Pull every line with the word "name" out of the entries below.

» RECORDS FOR PROCESSING
--- start ---

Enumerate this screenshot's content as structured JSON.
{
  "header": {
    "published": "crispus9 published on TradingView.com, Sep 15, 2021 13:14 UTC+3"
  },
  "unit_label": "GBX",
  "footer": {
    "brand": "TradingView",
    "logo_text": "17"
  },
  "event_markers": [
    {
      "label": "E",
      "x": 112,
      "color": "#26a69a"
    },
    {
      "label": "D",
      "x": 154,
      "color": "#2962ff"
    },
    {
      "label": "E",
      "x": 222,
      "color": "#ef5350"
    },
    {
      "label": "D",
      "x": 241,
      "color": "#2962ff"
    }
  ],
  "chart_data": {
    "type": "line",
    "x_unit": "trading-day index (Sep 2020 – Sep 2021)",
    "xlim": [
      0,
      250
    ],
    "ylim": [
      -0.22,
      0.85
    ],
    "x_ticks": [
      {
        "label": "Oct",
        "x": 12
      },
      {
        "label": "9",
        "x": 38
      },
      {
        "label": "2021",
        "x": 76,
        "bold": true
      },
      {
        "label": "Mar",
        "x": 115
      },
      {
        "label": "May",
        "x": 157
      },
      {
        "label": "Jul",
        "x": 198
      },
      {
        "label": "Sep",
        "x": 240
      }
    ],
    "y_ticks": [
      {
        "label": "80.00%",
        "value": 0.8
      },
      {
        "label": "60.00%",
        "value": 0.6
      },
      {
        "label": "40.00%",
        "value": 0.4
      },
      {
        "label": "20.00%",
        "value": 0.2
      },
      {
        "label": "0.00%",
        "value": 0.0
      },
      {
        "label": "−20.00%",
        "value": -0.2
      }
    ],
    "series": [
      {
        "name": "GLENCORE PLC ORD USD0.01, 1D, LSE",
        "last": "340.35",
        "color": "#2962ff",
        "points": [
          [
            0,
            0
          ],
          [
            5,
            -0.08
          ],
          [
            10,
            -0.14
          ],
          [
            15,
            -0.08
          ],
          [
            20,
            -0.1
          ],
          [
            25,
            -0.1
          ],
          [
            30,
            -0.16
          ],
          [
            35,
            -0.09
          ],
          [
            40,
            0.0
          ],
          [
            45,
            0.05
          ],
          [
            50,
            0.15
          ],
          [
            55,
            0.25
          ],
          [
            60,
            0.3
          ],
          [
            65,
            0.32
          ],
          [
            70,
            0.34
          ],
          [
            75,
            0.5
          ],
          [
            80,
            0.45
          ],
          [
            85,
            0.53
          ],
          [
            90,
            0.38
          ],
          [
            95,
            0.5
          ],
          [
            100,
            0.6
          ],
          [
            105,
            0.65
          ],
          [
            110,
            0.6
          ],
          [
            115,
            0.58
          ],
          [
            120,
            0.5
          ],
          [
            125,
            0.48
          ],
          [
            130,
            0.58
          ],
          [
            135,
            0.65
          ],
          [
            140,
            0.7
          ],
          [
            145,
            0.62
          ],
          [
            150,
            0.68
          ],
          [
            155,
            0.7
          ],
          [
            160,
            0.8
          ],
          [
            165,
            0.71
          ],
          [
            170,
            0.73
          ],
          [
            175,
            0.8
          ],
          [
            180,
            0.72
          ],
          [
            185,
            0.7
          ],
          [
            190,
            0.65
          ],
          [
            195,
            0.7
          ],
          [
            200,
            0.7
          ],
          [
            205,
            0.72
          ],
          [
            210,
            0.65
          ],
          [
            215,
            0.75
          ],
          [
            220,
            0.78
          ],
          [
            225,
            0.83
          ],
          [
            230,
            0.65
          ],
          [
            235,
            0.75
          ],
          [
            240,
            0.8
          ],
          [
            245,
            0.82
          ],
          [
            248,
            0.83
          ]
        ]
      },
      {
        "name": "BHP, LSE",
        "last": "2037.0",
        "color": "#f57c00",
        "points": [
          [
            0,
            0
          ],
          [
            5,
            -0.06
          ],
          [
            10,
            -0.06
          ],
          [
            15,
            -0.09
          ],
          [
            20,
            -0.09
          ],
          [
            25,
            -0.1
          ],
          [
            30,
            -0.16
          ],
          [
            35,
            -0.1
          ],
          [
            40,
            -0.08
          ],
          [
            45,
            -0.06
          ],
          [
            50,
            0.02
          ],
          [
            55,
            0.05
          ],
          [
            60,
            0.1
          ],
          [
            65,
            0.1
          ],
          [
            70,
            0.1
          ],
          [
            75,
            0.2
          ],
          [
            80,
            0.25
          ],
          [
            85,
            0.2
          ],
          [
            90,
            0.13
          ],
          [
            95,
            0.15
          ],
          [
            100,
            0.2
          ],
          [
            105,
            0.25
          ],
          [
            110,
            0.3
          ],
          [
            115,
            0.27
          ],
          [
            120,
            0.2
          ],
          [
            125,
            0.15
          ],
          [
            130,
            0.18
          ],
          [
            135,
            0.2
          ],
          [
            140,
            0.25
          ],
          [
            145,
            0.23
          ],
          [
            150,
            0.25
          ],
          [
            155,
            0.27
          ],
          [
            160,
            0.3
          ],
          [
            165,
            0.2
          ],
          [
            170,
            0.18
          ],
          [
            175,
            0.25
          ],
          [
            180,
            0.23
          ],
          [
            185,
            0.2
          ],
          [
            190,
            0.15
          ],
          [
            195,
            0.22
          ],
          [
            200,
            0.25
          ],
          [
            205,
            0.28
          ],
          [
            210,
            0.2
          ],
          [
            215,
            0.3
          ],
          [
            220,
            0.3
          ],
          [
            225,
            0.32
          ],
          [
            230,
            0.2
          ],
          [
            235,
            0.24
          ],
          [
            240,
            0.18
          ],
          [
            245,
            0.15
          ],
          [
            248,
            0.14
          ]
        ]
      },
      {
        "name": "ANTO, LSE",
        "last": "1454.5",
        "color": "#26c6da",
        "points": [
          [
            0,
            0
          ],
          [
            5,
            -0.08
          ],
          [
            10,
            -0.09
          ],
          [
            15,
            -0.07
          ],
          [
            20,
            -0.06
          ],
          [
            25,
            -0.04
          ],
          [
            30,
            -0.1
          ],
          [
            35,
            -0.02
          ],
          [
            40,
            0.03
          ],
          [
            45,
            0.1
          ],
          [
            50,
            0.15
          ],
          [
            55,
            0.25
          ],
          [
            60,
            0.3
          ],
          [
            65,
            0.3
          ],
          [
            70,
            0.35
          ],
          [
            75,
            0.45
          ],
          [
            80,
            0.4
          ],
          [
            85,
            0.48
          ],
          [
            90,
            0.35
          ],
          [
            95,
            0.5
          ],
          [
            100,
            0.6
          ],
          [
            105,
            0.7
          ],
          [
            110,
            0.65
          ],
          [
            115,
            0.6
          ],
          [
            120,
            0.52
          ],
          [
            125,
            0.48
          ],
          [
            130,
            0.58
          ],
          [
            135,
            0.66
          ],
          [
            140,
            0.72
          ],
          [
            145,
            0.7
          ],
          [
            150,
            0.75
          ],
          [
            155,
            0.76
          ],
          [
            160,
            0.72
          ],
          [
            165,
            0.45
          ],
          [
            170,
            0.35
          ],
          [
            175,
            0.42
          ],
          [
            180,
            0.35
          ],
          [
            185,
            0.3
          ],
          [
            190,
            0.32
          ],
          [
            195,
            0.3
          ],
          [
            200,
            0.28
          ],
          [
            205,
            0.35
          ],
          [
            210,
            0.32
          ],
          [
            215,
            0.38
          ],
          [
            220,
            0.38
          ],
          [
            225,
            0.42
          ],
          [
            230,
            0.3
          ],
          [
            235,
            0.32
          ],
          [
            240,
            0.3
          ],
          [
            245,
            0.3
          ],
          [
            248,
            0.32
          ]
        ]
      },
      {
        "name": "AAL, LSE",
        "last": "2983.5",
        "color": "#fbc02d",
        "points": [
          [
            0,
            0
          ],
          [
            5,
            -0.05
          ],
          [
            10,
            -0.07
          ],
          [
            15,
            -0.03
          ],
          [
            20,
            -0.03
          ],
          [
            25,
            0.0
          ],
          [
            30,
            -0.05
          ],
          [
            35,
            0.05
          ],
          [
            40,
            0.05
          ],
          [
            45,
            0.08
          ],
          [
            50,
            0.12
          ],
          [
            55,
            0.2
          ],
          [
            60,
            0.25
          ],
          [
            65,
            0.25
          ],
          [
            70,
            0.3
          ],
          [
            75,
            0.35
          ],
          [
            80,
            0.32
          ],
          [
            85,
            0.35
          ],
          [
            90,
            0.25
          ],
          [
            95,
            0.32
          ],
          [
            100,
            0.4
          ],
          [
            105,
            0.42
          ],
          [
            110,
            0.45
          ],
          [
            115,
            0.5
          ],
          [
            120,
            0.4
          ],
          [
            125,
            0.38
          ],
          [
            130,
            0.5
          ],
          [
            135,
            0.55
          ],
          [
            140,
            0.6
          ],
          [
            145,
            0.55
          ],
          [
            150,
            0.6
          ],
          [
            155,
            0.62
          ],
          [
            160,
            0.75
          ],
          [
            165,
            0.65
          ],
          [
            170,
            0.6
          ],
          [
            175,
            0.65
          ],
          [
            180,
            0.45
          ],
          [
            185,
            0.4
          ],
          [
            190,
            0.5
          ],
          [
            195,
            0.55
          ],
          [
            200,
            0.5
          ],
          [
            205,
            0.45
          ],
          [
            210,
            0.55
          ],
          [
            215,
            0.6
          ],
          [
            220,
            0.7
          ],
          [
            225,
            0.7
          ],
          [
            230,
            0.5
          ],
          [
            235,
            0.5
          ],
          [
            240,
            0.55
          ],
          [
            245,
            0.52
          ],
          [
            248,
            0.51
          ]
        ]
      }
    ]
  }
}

--- end ---

» SOLUTION FOR THIS PROBLEM
        "name": "GLENCORE PLC ORD USD0.01, 1D, LSE",
        "name": "BHP, LSE",
        "name": "ANTO, LSE",
        "name": "AAL, LSE",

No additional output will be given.